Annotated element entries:
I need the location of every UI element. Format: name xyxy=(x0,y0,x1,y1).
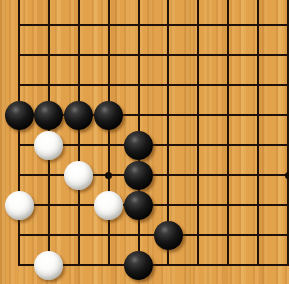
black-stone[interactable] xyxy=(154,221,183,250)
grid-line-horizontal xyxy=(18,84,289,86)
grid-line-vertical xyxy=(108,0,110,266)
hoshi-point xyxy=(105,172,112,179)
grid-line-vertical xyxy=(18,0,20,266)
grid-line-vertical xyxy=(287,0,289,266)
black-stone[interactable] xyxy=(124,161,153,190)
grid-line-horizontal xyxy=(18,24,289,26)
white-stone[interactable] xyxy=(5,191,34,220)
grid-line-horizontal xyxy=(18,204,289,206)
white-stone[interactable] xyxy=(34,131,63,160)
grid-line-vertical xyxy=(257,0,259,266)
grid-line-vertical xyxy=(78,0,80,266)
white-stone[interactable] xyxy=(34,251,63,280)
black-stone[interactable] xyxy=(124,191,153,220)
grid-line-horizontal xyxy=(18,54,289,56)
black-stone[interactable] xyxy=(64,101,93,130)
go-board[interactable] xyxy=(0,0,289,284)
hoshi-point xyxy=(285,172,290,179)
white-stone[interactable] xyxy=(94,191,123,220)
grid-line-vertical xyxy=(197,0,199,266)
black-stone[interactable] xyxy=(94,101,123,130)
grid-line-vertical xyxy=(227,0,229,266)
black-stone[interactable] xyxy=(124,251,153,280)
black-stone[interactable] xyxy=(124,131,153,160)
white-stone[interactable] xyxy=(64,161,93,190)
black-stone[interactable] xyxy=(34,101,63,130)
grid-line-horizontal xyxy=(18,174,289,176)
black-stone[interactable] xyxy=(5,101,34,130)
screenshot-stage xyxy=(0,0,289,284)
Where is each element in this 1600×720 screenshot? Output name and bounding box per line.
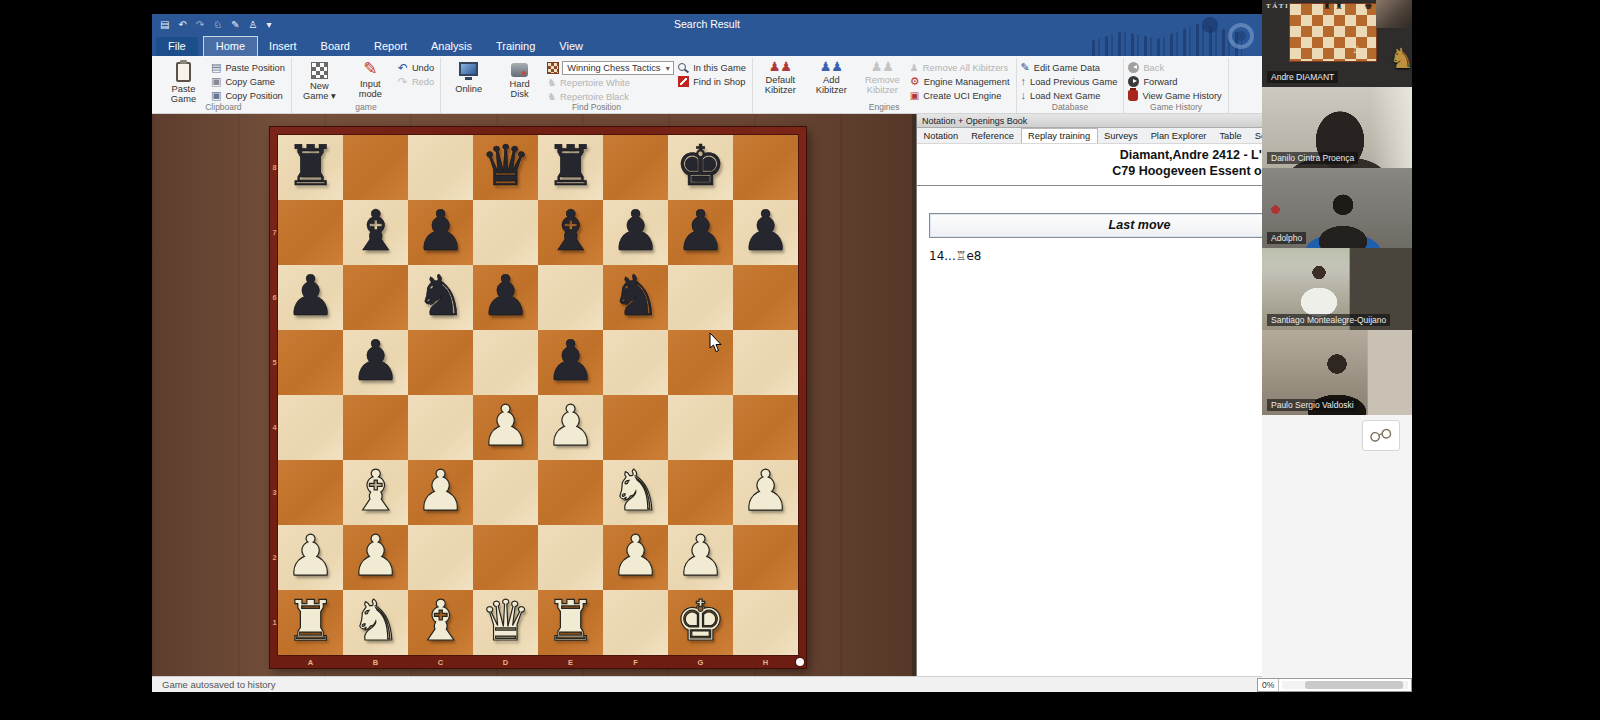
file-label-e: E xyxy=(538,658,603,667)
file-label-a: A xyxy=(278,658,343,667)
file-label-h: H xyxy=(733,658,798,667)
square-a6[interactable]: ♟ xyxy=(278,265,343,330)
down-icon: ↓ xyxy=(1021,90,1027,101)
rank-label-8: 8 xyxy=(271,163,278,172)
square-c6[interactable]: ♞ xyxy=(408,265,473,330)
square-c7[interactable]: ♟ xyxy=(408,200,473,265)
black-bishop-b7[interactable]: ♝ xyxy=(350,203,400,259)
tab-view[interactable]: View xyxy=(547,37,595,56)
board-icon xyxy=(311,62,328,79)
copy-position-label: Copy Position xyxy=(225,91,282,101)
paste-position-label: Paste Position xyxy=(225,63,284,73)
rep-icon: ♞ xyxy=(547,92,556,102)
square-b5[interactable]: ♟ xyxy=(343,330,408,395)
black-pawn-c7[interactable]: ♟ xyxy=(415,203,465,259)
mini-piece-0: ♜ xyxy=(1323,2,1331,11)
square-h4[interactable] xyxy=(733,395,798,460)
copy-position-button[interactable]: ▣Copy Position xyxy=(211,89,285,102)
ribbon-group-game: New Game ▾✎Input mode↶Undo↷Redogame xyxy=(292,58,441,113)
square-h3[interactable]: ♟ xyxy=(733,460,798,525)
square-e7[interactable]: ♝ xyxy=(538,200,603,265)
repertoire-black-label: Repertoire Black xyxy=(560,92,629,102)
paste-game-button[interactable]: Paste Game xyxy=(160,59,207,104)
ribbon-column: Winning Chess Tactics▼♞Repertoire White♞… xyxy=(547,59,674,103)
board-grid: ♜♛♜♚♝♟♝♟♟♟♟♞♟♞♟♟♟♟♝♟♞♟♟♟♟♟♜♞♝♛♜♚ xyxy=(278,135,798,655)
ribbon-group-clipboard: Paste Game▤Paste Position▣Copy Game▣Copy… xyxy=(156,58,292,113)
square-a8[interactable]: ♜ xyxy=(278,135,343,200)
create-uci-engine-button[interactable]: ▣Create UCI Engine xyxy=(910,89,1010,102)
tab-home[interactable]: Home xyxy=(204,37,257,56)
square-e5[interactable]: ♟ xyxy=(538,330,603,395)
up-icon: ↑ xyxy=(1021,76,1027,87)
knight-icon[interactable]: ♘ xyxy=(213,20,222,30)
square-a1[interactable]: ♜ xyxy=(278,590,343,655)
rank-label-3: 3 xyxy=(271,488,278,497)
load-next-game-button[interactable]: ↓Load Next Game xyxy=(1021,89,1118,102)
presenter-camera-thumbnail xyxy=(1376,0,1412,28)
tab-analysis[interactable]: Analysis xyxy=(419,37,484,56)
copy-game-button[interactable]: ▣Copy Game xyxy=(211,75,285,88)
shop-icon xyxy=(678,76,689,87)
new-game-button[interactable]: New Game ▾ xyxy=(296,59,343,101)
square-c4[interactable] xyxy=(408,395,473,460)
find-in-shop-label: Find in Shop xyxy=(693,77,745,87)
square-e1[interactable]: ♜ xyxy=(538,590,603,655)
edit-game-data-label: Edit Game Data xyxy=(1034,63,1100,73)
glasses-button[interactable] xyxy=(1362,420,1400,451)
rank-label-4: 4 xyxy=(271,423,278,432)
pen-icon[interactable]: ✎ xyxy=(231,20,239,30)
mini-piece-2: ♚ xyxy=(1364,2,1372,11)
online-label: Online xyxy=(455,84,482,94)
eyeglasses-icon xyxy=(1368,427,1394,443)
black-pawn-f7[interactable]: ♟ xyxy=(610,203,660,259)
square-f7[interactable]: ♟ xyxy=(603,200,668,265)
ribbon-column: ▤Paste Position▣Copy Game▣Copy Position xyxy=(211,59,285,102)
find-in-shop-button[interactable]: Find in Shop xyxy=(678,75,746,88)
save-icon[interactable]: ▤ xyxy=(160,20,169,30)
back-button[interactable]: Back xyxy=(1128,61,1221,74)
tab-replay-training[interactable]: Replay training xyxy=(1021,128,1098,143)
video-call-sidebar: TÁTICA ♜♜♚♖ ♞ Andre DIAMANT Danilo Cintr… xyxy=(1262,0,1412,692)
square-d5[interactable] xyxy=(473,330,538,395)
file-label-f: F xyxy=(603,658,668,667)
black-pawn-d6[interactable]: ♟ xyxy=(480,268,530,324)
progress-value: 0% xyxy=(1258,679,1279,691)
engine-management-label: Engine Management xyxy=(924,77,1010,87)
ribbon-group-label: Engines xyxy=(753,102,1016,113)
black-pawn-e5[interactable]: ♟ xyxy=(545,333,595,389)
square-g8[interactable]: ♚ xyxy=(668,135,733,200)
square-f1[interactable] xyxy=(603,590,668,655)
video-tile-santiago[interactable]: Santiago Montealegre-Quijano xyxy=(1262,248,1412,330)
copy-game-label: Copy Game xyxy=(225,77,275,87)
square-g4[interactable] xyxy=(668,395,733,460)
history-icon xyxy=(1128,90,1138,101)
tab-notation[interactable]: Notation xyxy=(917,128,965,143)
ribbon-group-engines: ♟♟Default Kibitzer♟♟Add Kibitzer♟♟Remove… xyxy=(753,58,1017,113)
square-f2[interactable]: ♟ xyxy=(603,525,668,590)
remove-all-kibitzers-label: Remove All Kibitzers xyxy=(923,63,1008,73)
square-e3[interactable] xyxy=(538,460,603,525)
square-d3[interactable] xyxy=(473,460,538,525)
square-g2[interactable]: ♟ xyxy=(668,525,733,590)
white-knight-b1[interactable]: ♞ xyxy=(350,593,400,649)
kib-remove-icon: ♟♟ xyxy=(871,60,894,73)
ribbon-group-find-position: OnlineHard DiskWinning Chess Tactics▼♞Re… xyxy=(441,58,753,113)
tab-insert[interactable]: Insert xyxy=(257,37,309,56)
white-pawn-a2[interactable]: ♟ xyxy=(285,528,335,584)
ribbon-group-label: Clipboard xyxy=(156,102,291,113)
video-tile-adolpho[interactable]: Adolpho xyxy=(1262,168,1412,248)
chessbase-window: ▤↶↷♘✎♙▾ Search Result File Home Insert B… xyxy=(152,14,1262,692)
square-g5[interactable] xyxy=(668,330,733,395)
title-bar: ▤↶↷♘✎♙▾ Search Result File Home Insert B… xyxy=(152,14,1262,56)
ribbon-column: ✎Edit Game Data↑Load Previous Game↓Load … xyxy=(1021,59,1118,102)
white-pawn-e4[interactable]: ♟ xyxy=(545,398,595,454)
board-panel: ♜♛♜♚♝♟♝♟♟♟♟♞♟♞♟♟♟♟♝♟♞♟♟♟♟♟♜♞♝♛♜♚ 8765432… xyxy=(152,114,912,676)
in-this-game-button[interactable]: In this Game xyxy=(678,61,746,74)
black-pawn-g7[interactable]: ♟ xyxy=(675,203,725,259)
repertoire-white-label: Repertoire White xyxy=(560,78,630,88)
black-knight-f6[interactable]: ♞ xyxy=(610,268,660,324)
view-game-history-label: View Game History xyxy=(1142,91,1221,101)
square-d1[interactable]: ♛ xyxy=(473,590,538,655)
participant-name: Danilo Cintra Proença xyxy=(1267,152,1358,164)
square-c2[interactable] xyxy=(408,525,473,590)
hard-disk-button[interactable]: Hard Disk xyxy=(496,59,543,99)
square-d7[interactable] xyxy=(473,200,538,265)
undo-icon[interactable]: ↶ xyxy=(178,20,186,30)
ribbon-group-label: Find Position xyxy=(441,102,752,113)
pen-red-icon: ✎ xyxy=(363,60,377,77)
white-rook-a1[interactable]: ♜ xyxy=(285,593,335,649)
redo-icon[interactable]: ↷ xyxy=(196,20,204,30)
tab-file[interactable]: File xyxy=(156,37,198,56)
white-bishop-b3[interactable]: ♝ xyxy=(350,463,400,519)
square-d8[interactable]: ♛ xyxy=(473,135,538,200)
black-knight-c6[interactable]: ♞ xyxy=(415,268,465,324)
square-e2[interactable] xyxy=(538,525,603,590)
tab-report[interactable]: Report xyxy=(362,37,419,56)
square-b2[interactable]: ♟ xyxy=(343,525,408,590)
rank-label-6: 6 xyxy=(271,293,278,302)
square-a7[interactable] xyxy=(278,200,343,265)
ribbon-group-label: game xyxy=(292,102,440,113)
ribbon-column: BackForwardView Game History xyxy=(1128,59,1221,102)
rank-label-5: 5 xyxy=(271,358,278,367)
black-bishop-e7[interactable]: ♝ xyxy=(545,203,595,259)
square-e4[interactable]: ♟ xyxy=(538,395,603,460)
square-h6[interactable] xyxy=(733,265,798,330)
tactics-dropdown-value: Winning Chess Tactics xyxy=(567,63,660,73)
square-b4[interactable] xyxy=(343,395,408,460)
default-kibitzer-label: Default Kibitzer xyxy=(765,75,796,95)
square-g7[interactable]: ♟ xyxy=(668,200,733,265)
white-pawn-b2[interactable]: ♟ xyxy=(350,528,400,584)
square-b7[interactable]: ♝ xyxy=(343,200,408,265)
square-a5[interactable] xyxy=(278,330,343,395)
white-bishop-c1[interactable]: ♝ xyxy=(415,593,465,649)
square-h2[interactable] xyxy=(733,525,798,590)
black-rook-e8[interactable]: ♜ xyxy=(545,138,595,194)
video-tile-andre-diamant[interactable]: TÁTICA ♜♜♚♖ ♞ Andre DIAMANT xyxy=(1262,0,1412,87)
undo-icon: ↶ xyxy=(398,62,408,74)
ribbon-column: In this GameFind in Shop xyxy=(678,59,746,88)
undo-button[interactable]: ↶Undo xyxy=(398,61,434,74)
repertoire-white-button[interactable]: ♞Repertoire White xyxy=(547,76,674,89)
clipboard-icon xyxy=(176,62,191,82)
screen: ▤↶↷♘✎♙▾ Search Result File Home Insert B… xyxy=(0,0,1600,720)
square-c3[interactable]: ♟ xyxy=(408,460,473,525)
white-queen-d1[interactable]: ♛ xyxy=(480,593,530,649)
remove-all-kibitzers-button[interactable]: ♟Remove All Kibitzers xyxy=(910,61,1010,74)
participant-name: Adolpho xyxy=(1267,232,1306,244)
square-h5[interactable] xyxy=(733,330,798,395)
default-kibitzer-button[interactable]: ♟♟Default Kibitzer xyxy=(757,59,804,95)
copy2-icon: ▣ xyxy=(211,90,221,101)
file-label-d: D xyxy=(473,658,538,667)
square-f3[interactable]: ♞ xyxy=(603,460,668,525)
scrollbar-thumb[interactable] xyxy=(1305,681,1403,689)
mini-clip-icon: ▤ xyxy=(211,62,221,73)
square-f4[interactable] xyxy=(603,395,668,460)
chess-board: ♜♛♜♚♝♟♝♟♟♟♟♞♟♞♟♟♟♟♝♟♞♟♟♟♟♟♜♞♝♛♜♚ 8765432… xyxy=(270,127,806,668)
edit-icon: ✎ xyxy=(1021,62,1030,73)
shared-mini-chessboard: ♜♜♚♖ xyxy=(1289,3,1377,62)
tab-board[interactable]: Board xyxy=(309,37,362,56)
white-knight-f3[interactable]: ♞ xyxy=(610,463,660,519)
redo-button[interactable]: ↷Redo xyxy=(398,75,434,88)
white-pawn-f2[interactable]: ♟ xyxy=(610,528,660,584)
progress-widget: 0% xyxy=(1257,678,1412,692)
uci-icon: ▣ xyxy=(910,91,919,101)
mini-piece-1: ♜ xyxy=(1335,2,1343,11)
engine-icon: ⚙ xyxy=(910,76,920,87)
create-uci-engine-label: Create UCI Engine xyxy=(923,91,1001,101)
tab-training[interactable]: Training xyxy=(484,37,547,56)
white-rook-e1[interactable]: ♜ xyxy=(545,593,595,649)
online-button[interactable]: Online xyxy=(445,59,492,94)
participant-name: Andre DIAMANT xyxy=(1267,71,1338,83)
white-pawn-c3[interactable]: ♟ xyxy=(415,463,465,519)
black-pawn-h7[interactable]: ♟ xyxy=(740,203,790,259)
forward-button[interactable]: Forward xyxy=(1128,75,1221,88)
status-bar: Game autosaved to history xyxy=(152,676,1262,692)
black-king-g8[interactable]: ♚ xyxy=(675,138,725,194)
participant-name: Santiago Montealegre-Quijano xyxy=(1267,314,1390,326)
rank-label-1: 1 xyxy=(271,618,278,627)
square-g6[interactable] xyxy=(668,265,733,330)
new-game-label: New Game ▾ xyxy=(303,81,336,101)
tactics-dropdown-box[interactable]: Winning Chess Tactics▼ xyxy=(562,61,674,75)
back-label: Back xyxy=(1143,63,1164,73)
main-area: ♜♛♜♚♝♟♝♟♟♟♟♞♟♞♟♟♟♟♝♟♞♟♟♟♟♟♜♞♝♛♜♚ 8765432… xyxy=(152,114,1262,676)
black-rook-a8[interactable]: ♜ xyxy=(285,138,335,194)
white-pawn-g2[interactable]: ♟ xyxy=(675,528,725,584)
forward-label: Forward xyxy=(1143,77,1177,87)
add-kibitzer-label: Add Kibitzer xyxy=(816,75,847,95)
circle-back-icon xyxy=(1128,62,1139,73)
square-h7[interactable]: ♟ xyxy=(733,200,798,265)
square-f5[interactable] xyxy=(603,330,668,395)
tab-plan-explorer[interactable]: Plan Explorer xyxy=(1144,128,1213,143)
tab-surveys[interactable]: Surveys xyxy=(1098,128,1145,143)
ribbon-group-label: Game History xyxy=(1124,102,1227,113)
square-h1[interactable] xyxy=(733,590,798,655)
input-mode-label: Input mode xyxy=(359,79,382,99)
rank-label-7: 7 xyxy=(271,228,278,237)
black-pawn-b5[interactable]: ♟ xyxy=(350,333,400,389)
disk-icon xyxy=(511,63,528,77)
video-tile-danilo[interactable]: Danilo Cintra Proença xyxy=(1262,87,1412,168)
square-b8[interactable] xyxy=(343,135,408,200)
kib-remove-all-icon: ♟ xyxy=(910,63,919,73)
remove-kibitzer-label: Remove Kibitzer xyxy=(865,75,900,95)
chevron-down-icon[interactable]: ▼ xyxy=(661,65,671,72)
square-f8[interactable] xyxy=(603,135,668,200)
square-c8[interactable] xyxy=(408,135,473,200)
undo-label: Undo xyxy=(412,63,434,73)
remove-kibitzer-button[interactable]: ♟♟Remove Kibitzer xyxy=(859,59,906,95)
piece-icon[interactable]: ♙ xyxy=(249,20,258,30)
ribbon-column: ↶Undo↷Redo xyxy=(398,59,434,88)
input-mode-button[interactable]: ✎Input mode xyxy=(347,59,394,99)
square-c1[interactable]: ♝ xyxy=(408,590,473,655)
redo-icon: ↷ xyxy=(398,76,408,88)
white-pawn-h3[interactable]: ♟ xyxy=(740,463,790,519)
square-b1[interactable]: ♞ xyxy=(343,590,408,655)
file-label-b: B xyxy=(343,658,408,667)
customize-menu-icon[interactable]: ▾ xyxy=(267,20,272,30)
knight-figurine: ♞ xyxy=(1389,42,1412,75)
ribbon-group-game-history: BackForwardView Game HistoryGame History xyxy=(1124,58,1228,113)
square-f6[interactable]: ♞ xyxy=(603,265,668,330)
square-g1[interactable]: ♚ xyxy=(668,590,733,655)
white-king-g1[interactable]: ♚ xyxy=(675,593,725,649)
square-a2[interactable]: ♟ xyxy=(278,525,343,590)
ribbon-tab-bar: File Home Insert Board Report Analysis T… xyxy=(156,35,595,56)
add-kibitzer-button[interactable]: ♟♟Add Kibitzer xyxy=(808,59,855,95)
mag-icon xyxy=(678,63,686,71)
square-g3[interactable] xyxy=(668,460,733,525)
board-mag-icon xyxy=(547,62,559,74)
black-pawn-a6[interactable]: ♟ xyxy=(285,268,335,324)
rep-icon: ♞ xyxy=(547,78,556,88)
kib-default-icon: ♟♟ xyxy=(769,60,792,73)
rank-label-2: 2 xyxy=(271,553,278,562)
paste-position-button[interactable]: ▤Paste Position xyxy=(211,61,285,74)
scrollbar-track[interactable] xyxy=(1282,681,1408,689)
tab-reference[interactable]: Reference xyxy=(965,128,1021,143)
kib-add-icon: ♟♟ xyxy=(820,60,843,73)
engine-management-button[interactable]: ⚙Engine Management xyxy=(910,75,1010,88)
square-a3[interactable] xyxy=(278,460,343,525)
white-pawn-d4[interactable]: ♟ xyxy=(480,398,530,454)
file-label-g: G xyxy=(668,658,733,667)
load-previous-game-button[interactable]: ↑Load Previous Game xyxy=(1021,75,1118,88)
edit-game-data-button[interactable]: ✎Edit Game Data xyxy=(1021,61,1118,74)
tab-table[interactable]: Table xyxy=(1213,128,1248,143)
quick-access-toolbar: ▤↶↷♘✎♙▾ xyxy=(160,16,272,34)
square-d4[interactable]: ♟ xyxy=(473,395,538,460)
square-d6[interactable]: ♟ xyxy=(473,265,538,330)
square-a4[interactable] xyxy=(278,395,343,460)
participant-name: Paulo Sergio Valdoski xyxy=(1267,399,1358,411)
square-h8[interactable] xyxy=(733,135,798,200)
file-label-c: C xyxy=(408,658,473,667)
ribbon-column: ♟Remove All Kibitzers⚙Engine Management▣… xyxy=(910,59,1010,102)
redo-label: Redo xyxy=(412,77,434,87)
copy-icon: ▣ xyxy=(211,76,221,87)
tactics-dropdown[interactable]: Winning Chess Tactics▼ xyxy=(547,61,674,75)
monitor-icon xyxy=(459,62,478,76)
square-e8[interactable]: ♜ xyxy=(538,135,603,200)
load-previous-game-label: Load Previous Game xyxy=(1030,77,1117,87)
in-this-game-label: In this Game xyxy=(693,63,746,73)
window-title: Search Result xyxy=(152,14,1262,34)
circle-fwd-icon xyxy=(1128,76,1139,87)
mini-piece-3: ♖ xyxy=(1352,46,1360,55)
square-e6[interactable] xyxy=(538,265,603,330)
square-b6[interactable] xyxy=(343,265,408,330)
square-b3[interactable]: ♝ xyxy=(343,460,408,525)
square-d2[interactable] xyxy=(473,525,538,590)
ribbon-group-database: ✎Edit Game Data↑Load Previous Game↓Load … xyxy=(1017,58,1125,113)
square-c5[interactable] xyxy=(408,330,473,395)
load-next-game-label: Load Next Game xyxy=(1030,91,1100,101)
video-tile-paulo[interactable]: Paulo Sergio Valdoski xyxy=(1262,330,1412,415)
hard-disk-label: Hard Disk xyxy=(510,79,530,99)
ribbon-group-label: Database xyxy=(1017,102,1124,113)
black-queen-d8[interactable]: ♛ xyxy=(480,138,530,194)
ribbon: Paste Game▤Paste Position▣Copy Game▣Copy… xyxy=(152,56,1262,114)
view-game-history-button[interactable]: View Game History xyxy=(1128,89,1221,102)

### Exercise prompt
Reproduce the lines of the records verbatim, beginning with the line that contains "file-label-e: E xyxy=(538,658,603,667)" and ending with the line that contains "paste-game-button[interactable]: Paste Game", both included.

### Expected answer
file-label-e: E xyxy=(538,658,603,667)
file-label-a: A xyxy=(278,658,343,667)
file-label-h: H xyxy=(733,658,798,667)
square-a6[interactable]: ♟ xyxy=(278,265,343,330)
down-icon: ↓ xyxy=(1021,90,1027,101)
rank-label-8: 8 xyxy=(271,163,278,172)
square-c6[interactable]: ♞ xyxy=(408,265,473,330)
square-c7[interactable]: ♟ xyxy=(408,200,473,265)
black-bishop-b7[interactable]: ♝ xyxy=(350,203,400,259)
tab-view[interactable]: View xyxy=(547,37,595,56)
board-icon xyxy=(311,62,328,79)
copy-position-label: Copy Position xyxy=(225,91,282,101)
paste-position-label: Paste Position xyxy=(225,63,284,73)
rep-icon: ♞ xyxy=(547,92,556,102)
square-b5[interactable]: ♟ xyxy=(343,330,408,395)
black-pawn-c7[interactable]: ♟ xyxy=(415,203,465,259)
mini-piece-0: ♜ xyxy=(1323,2,1331,11)
square-h4[interactable] xyxy=(733,395,798,460)
copy-position-button[interactable]: ▣Copy Position xyxy=(211,89,285,102)
ribbon-group-game: New Game ▾✎Input mode↶Undo↷Redogame xyxy=(292,58,441,113)
square-h3[interactable]: ♟ xyxy=(733,460,798,525)
square-e7[interactable]: ♝ xyxy=(538,200,603,265)
repertoire-black-label: Repertoire Black xyxy=(560,92,629,102)
paste-game-button[interactable]: Paste Game xyxy=(160,59,207,104)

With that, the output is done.